=== TASK DESCRIPTION ===
Repeat the full listing below verbatim and keep the images out.

=== RECORDED DATA ===
•••••
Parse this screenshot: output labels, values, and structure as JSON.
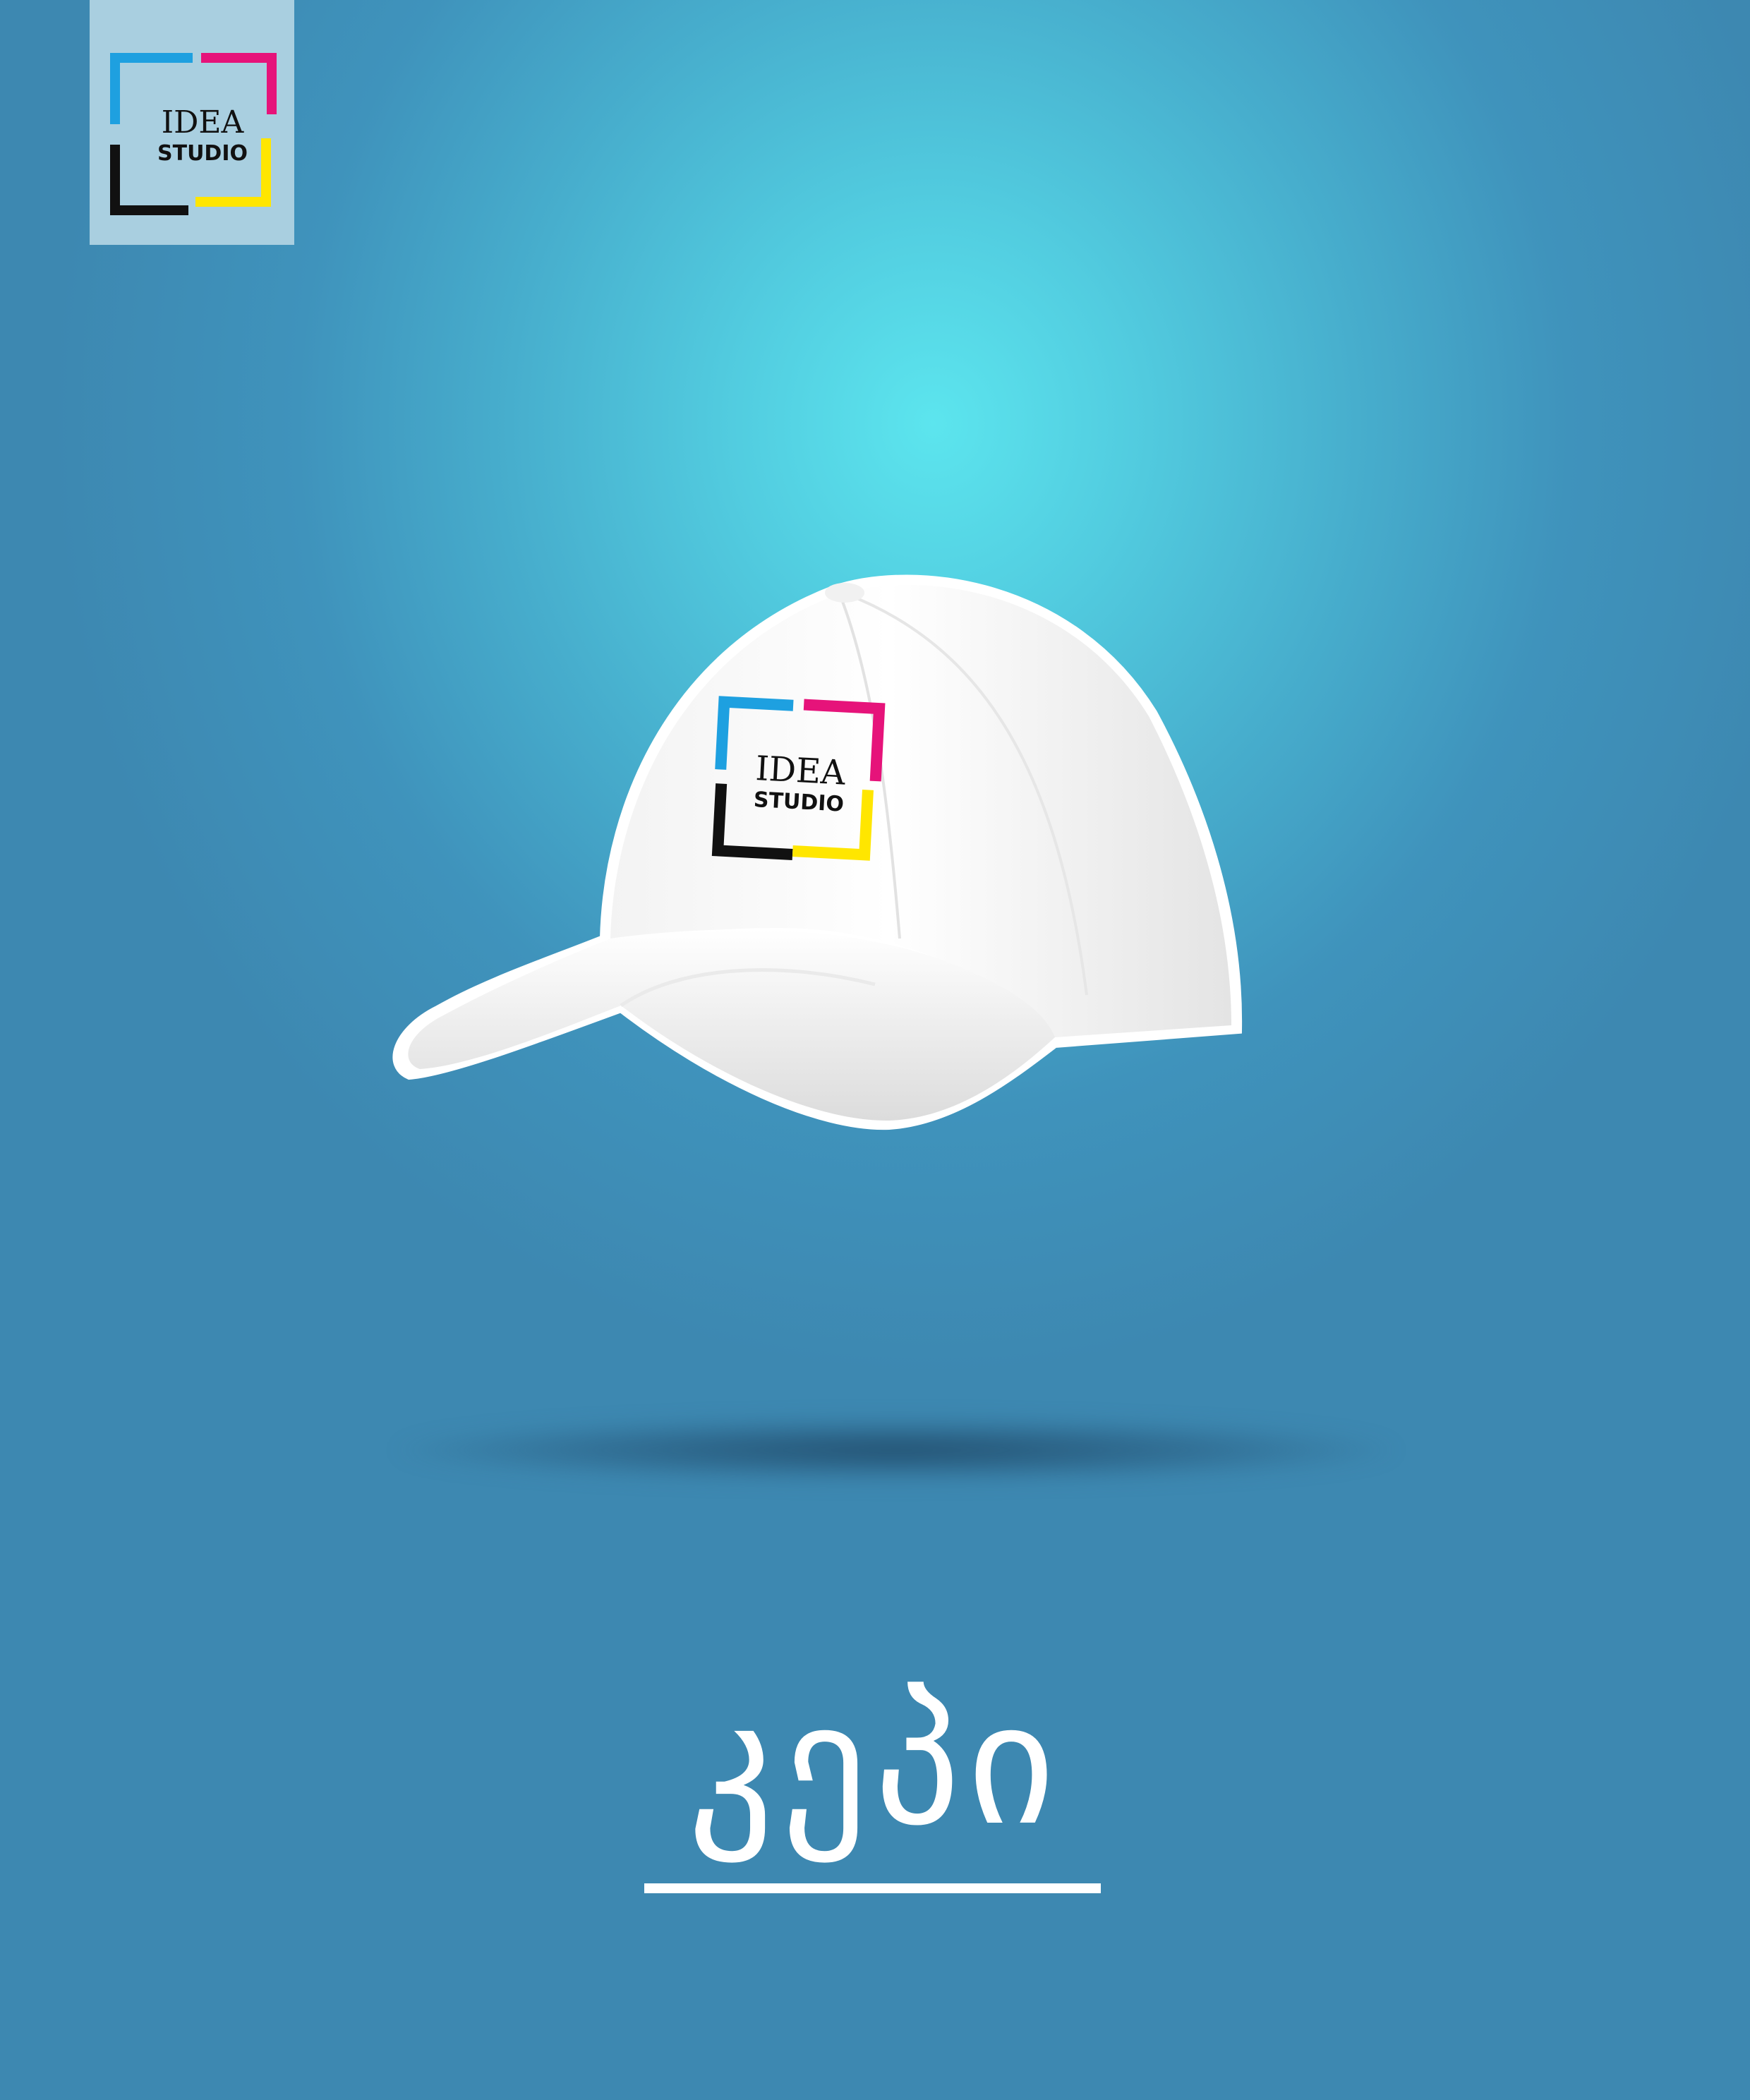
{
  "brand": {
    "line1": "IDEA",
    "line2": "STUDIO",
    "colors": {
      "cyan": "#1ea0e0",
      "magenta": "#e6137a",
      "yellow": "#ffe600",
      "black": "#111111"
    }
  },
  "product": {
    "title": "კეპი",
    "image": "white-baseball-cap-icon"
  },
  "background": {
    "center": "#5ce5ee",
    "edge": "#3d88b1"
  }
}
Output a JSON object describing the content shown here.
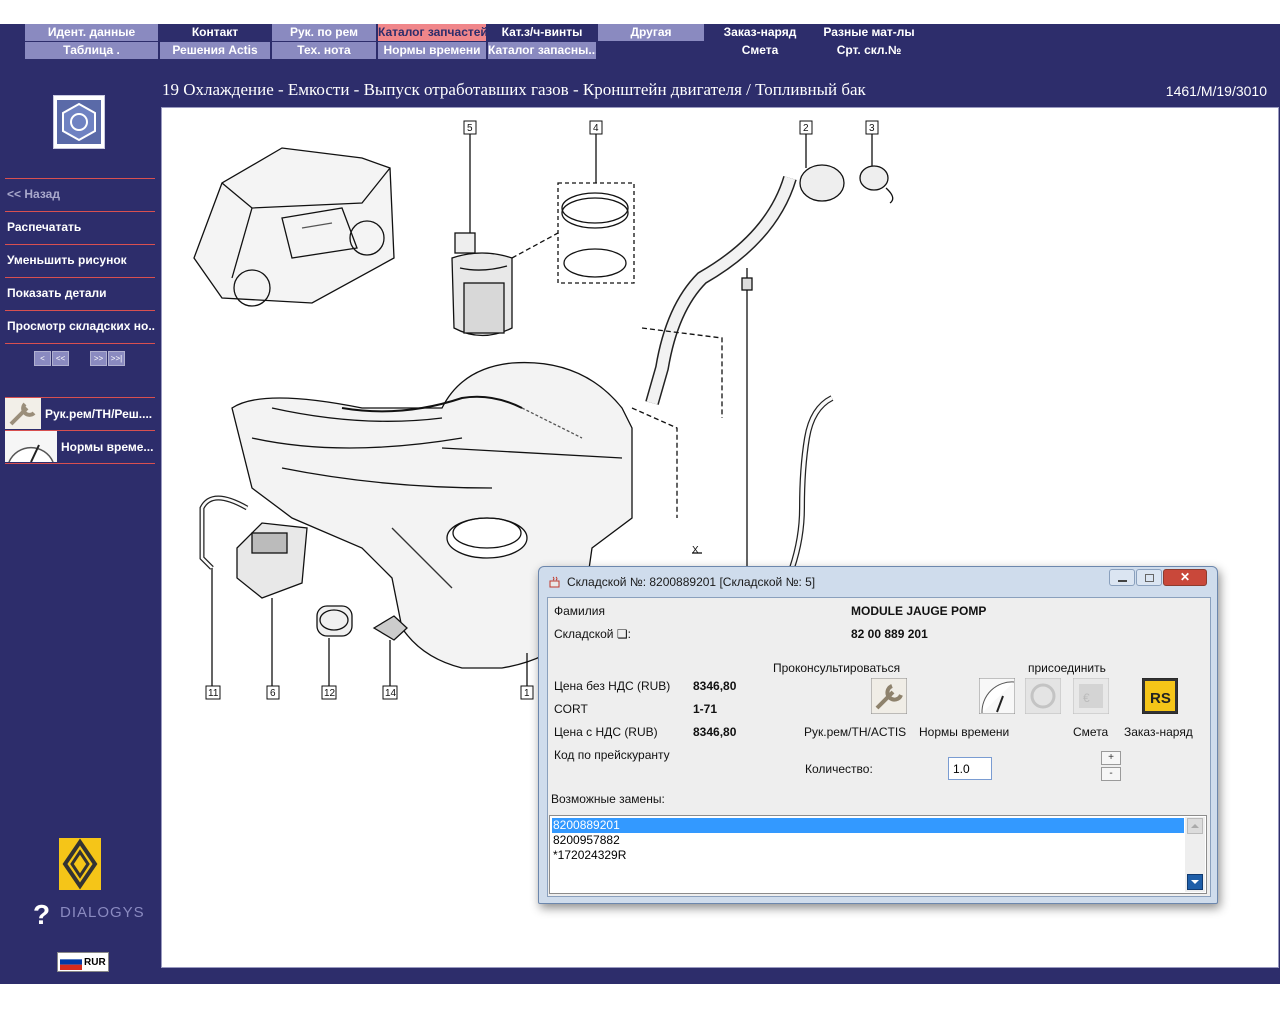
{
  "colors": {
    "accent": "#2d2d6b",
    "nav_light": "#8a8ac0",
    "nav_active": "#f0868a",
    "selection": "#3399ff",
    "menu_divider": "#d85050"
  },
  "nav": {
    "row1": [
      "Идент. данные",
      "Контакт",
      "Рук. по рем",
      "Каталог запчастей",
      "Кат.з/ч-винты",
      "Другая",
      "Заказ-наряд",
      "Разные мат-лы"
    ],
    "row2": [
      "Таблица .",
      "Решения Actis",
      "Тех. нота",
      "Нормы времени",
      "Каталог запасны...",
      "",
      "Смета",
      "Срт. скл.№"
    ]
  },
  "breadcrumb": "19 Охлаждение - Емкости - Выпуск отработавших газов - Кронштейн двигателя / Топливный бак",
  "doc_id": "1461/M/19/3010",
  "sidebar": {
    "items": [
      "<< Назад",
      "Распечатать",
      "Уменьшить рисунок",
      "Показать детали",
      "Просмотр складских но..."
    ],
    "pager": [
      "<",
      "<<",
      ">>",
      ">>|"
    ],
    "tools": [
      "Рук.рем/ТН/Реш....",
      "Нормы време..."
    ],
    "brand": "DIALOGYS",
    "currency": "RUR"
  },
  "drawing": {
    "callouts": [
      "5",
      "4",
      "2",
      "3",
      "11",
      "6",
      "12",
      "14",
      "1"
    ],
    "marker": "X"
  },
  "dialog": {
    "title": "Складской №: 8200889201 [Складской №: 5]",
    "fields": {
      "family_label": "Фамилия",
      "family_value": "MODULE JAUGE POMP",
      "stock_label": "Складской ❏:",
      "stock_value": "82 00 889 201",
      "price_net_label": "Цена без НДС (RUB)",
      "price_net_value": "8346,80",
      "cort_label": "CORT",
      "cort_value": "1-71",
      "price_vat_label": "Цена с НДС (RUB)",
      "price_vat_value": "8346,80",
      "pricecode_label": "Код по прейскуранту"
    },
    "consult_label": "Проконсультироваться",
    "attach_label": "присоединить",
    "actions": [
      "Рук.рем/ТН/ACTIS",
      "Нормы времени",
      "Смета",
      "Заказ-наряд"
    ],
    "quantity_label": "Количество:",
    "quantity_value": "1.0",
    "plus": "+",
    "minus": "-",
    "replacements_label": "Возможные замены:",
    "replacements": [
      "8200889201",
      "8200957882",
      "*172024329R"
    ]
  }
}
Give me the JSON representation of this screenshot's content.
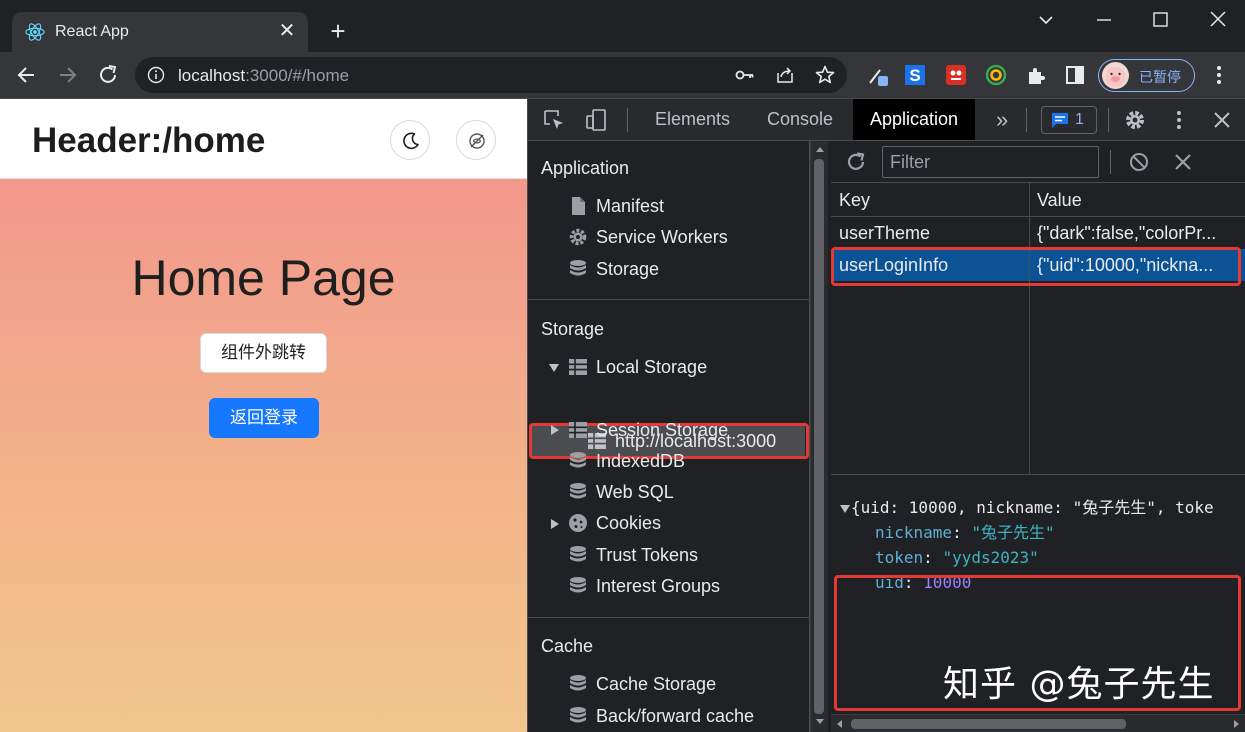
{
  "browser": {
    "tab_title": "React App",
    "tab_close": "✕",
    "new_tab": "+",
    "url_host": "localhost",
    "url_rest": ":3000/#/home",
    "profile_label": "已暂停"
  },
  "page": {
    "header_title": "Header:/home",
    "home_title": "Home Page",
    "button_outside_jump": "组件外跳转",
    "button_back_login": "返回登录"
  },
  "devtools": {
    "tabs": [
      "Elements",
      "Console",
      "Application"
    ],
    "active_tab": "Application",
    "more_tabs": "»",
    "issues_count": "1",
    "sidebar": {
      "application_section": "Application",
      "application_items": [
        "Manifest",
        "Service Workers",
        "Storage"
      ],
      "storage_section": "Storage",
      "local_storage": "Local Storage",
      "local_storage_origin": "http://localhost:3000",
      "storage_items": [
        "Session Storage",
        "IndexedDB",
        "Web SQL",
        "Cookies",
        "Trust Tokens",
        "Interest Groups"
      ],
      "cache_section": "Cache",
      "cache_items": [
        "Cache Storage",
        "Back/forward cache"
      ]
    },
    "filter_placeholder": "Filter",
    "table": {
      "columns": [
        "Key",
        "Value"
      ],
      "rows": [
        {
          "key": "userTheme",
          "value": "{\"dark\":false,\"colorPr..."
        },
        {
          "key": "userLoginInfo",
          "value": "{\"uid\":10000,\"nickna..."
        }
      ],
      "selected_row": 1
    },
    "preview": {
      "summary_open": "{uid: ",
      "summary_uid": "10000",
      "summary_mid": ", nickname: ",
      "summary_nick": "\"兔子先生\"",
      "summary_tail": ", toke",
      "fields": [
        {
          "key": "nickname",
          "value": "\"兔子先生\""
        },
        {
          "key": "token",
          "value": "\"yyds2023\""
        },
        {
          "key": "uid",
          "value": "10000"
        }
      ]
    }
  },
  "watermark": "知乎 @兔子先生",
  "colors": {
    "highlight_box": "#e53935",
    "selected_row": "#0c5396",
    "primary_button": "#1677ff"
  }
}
•••••
=== FINISHED TASK ===
Parse this screenshot: output labels, values, and structure as JSON.
{
  "brand": {
    "line1": "IDEA",
    "line2": "STUDIO",
    "colors": {
      "cyan": "#1ea0e0",
      "magenta": "#e6137a",
      "yellow": "#ffe600",
      "black": "#111111"
    }
  },
  "product": {
    "title": "კეპი",
    "image": "white-baseball-cap-icon"
  },
  "background": {
    "center": "#5ce5ee",
    "edge": "#3d88b1"
  }
}
Output a JSON object describing the content shown here.
{
  "colors": {
    "accent": "#2d2d6b",
    "nav_light": "#8a8ac0",
    "nav_active": "#f0868a",
    "selection": "#3399ff",
    "menu_divider": "#d85050"
  },
  "nav": {
    "row1": [
      "Идент. данные",
      "Контакт",
      "Рук. по рем",
      "Каталог запчастей",
      "Кат.з/ч-винты",
      "Другая",
      "Заказ-наряд",
      "Разные мат-лы"
    ],
    "row2": [
      "Таблица .",
      "Решения Actis",
      "Тех. нота",
      "Нормы времени",
      "Каталог запасны...",
      "",
      "Смета",
      "Срт. скл.№"
    ]
  },
  "breadcrumb": "19 Охлаждение - Емкости - Выпуск отработавших газов - Кронштейн двигателя / Топливный бак",
  "doc_id": "1461/M/19/3010",
  "sidebar": {
    "items": [
      "<< Назад",
      "Распечатать",
      "Уменьшить рисунок",
      "Показать детали",
      "Просмотр складских но..."
    ],
    "pager": [
      "<",
      "<<",
      ">>",
      ">>|"
    ],
    "tools": [
      "Рук.рем/ТН/Реш....",
      "Нормы време..."
    ],
    "brand": "DIALOGYS",
    "currency": "RUR"
  },
  "drawing": {
    "callouts": [
      "5",
      "4",
      "2",
      "3",
      "11",
      "6",
      "12",
      "14",
      "1"
    ],
    "marker": "X"
  },
  "dialog": {
    "title": "Складской №: 8200889201 [Складской №: 5]",
    "fields": {
      "family_label": "Фамилия",
      "family_value": "MODULE JAUGE POMP",
      "stock_label": "Складской ❏:",
      "stock_value": "82 00 889 201",
      "price_net_label": "Цена без НДС (RUB)",
      "price_net_value": "8346,80",
      "cort_label": "CORT",
      "cort_value": "1-71",
      "price_vat_label": "Цена с НДС (RUB)",
      "price_vat_value": "8346,80",
      "pricecode_label": "Код по прейскуранту"
    },
    "consult_label": "Проконсультироваться",
    "attach_label": "присоединить",
    "actions": [
      "Рук.рем/ТН/ACTIS",
      "Нормы времени",
      "Смета",
      "Заказ-наряд"
    ],
    "quantity_label": "Количество:",
    "quantity_value": "1.0",
    "plus": "+",
    "minus": "-",
    "replacements_label": "Возможные замены:",
    "replacements": [
      "8200889201",
      "8200957882",
      "*172024329R"
    ]
  }
}
Give me the JSON representation of this screenshot's content.
{
  "browser": {
    "tab_title": "React App",
    "tab_close": "✕",
    "new_tab": "+",
    "url_host": "localhost",
    "url_rest": ":3000/#/home",
    "profile_label": "已暂停"
  },
  "page": {
    "header_title": "Header:/home",
    "home_title": "Home Page",
    "button_outside_jump": "组件外跳转",
    "button_back_login": "返回登录"
  },
  "devtools": {
    "tabs": [
      "Elements",
      "Console",
      "Application"
    ],
    "active_tab": "Application",
    "more_tabs": "»",
    "issues_count": "1",
    "sidebar": {
      "application_section": "Application",
      "application_items": [
        "Manifest",
        "Service Workers",
        "Storage"
      ],
      "storage_section": "Storage",
      "local_storage": "Local Storage",
      "local_storage_origin": "http://localhost:3000",
      "storage_items": [
        "Session Storage",
        "IndexedDB",
        "Web SQL",
        "Cookies",
        "Trust Tokens",
        "Interest Groups"
      ],
      "cache_section": "Cache",
      "cache_items": [
        "Cache Storage",
        "Back/forward cache"
      ]
    },
    "filter_placeholder": "Filter",
    "table": {
      "columns": [
        "Key",
        "Value"
      ],
      "rows": [
        {
          "key": "userTheme",
          "value": "{\"dark\":false,\"colorPr..."
        },
        {
          "key": "userLoginInfo",
          "value": "{\"uid\":10000,\"nickna..."
        }
      ],
      "selected_row": 1
    },
    "preview": {
      "summary_open": "{uid: ",
      "summary_uid": "10000",
      "summary_mid": ", nickname: ",
      "summary_nick": "\"兔子先生\"",
      "summary_tail": ", toke",
      "fields": [
        {
          "key": "nickname",
          "value": "\"兔子先生\""
        },
        {
          "key": "token",
          "value": "\"yyds2023\""
        },
        {
          "key": "uid",
          "value": "10000"
        }
      ]
    }
  },
  "watermark": "知乎 @兔子先生",
  "colors": {
    "highlight_box": "#e53935",
    "selected_row": "#0c5396",
    "primary_button": "#1677ff"
  }
}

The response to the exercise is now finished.